DIRECTIONS FOR THIS TASK >> Render every entry exactly as it appears.

____

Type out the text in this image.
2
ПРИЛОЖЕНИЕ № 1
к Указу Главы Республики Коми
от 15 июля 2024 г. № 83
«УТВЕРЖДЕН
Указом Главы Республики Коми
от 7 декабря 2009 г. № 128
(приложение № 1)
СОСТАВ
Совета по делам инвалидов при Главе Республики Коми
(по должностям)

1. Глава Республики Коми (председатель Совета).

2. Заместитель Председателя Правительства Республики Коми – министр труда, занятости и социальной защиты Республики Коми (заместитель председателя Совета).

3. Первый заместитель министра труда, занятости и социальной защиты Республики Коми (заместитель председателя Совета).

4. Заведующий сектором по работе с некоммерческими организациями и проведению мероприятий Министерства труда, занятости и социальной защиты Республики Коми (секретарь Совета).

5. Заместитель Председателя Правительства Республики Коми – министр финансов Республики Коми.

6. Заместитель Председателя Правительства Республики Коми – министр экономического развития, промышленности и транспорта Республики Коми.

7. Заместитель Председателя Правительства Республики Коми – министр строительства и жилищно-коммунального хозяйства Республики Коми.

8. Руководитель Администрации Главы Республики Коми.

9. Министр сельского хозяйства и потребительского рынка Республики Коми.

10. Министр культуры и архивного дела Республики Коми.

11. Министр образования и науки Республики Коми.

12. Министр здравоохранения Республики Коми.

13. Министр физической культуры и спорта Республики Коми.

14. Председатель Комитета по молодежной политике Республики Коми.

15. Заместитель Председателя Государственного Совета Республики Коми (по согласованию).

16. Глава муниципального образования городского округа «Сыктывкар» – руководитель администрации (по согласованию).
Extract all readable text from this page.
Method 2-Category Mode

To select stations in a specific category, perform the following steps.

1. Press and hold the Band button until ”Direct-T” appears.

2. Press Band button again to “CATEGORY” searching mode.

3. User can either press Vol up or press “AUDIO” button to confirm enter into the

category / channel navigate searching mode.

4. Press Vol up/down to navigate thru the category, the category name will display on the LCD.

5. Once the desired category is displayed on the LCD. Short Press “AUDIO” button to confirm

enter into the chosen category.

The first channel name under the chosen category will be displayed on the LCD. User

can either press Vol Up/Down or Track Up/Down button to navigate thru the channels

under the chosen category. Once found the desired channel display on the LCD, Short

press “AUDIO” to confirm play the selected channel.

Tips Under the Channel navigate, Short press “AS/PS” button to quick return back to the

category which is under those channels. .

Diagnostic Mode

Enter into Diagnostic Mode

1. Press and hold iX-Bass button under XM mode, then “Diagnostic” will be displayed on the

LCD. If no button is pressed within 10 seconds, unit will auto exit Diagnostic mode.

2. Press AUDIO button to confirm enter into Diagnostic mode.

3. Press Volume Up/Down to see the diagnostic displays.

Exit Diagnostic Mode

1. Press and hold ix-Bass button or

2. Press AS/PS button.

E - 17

____

TASK OUTPUT >>
Type out the text in this image.
2
ПРИЛОЖЕНИЕ № 1
к Указу Главы Республики Коми
от 15 июля 2024 г. № 83
«УТВЕРЖДЕН
Указом Главы Республики Коми
от 7 декабря 2009 г. № 128
(приложение № 1)
СОСТАВ
Совета по делам инвалидов при Главе Республики Коми
(по должностям)

1. Глава Республики Коми (председатель Совета).

2. Заместитель Председателя Правительства Республики Коми – министр труда, занятости и социальной защиты Республики Коми (заместитель председателя Совета).

3. Первый заместитель министра труда, занятости и социальной защиты Республики Коми (заместитель председателя Совета).

4. Заведующий сектором по работе с некоммерческими организациями и проведению мероприятий Министерства труда, занятости и социальной защиты Республики Коми (секретарь Совета).

5. Заместитель Председателя Правительства Республики Коми – министр финансов Республики Коми.

6. Заместитель Председателя Правительства Республики Коми – министр экономического развития, промышленности и транспорта Республики Коми.

7. Заместитель Председателя Правительства Республики Коми – министр строительства и жилищно-коммунального хозяйства Республики Коми.

8. Руководитель Администрации Главы Республики Коми.

9. Министр сельского хозяйства и потребительского рынка Республики Коми.

10. Министр культуры и архивного дела Республики Коми.

11. Министр образования и науки Республики Коми.

12. Министр здравоохранения Республики Коми.

13. Министр физической культуры и спорта Республики Коми.

14. Председатель Комитета по молодежной политике Республики Коми.

15. Заместитель Председателя Государственного Совета Республики Коми (по согласованию).

16. Глава муниципального образования городского округа «Сыктывкар» – руководитель администрации (по согласованию).
Extract all readable text from this page.
Method 2-Category Mode

To select stations in a specific category, perform the following steps.

1. Press and hold the Band button until ”Direct-T” appears.

2. Press Band button again to “CATEGORY” searching mode.

3. User can either press Vol up or press “AUDIO” button to confirm enter into the

category / channel navigate searching mode.

4. Press Vol up/down to navigate thru the category, the category name will display on the LCD.

5. Once the desired category is displayed on the LCD. Short Press “AUDIO” button to confirm

enter into the chosen category.

The first channel name under the chosen category will be displayed on the LCD. User

can either press Vol Up/Down or Track Up/Down button to navigate thru the channels

under the chosen category. Once found the desired channel display on the LCD, Short

press “AUDIO” to confirm play the selected channel.

Tips Under the Channel navigate, Short press “AS/PS” button to quick return back to the

category which is under those channels. .

Diagnostic Mode

Enter into Diagnostic Mode

1. Press and hold iX-Bass button under XM mode, then “Diagnostic” will be displayed on the

LCD. If no button is pressed within 10 seconds, unit will auto exit Diagnostic mode.

2. Press AUDIO button to confirm enter into Diagnostic mode.

3. Press Volume Up/Down to see the diagnostic displays.

Exit Diagnostic Mode

1. Press and hold ix-Bass button or

2. Press AS/PS button.

E - 17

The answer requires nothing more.